Items from an interface collection
········
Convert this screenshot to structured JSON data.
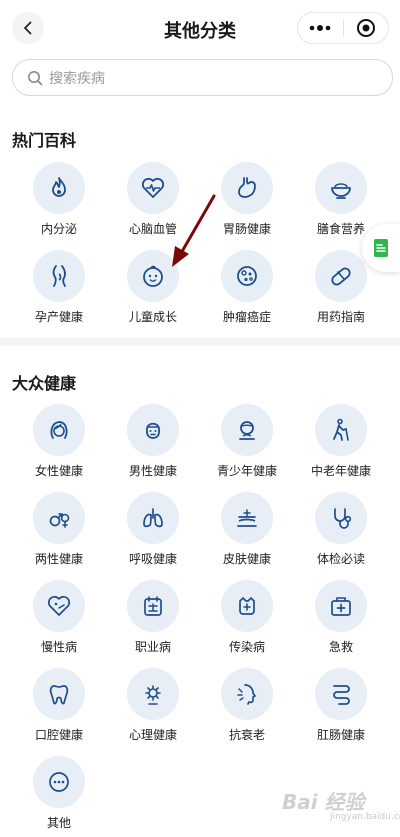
{
  "header": {
    "title": "其他分类",
    "back_icon": "chevron-left-icon",
    "more_icon": "more-dots-icon",
    "close_icon": "target-circle-icon"
  },
  "search": {
    "placeholder": "搜索疾病",
    "icon": "search-icon"
  },
  "sections": [
    {
      "title": "热门百科",
      "items": [
        {
          "label": "内分泌",
          "icon": "flame-icon"
        },
        {
          "label": "心脑血管",
          "icon": "heart-pulse-icon"
        },
        {
          "label": "胃肠健康",
          "icon": "stomach-icon"
        },
        {
          "label": "膳食营养",
          "icon": "bowl-icon"
        },
        {
          "label": "孕产健康",
          "icon": "pregnancy-icon"
        },
        {
          "label": "儿童成长",
          "icon": "baby-face-icon"
        },
        {
          "label": "肿瘤癌症",
          "icon": "tumor-cell-icon"
        },
        {
          "label": "用药指南",
          "icon": "pill-icon"
        }
      ]
    },
    {
      "title": "大众健康",
      "items": [
        {
          "label": "女性健康",
          "icon": "woman-icon"
        },
        {
          "label": "男性健康",
          "icon": "man-icon"
        },
        {
          "label": "青少年健康",
          "icon": "teen-icon"
        },
        {
          "label": "中老年健康",
          "icon": "elder-walking-icon"
        },
        {
          "label": "两性健康",
          "icon": "gender-icon"
        },
        {
          "label": "呼吸健康",
          "icon": "lungs-icon"
        },
        {
          "label": "皮肤健康",
          "icon": "skin-icon"
        },
        {
          "label": "体检必读",
          "icon": "stethoscope-icon"
        },
        {
          "label": "慢性病",
          "icon": "heart-tag-icon"
        },
        {
          "label": "职业病",
          "icon": "calendar-plus-icon"
        },
        {
          "label": "传染病",
          "icon": "virus-icon"
        },
        {
          "label": "急救",
          "icon": "first-aid-icon"
        },
        {
          "label": "口腔健康",
          "icon": "tooth-icon"
        },
        {
          "label": "心理健康",
          "icon": "brain-gear-icon"
        },
        {
          "label": "抗衰老",
          "icon": "face-profile-icon"
        },
        {
          "label": "肛肠健康",
          "icon": "intestine-icon"
        },
        {
          "label": "其他",
          "icon": "more-circle-icon"
        }
      ]
    }
  ],
  "floating_button": {
    "icon": "document-icon",
    "color": "#2db84d"
  },
  "watermark": {
    "text": "Bai 经验",
    "sub": "jingyan.baidu.com"
  },
  "colors": {
    "accent": "#1f4e8c",
    "icon_bg": "#e8eef6",
    "arrow": "#7a0a0a"
  }
}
········
> **TASK INSTRUCTIONS**: Pictures aside, give the data again exactly as it appears.

> **THE COMPLETED TASK**:
Convert this screenshot to structured JSON data.
{
  "header": {
    "title": "其他分类",
    "back_icon": "chevron-left-icon",
    "more_icon": "more-dots-icon",
    "close_icon": "target-circle-icon"
  },
  "search": {
    "placeholder": "搜索疾病",
    "icon": "search-icon"
  },
  "sections": [
    {
      "title": "热门百科",
      "items": [
        {
          "label": "内分泌",
          "icon": "flame-icon"
        },
        {
          "label": "心脑血管",
          "icon": "heart-pulse-icon"
        },
        {
          "label": "胃肠健康",
          "icon": "stomach-icon"
        },
        {
          "label": "膳食营养",
          "icon": "bowl-icon"
        },
        {
          "label": "孕产健康",
          "icon": "pregnancy-icon"
        },
        {
          "label": "儿童成长",
          "icon": "baby-face-icon"
        },
        {
          "label": "肿瘤癌症",
          "icon": "tumor-cell-icon"
        },
        {
          "label": "用药指南",
          "icon": "pill-icon"
        }
      ]
    },
    {
      "title": "大众健康",
      "items": [
        {
          "label": "女性健康",
          "icon": "woman-icon"
        },
        {
          "label": "男性健康",
          "icon": "man-icon"
        },
        {
          "label": "青少年健康",
          "icon": "teen-icon"
        },
        {
          "label": "中老年健康",
          "icon": "elder-walking-icon"
        },
        {
          "label": "两性健康",
          "icon": "gender-icon"
        },
        {
          "label": "呼吸健康",
          "icon": "lungs-icon"
        },
        {
          "label": "皮肤健康",
          "icon": "skin-icon"
        },
        {
          "label": "体检必读",
          "icon": "stethoscope-icon"
        },
        {
          "label": "慢性病",
          "icon": "heart-tag-icon"
        },
        {
          "label": "职业病",
          "icon": "calendar-plus-icon"
        },
        {
          "label": "传染病",
          "icon": "virus-icon"
        },
        {
          "label": "急救",
          "icon": "first-aid-icon"
        },
        {
          "label": "口腔健康",
          "icon": "tooth-icon"
        },
        {
          "label": "心理健康",
          "icon": "brain-gear-icon"
        },
        {
          "label": "抗衰老",
          "icon": "face-profile-icon"
        },
        {
          "label": "肛肠健康",
          "icon": "intestine-icon"
        },
        {
          "label": "其他",
          "icon": "more-circle-icon"
        }
      ]
    }
  ],
  "floating_button": {
    "icon": "document-icon",
    "color": "#2db84d"
  },
  "watermark": {
    "text": "Bai 经验",
    "sub": "jingyan.baidu.com"
  },
  "colors": {
    "accent": "#1f4e8c",
    "icon_bg": "#e8eef6",
    "arrow": "#7a0a0a"
  }
}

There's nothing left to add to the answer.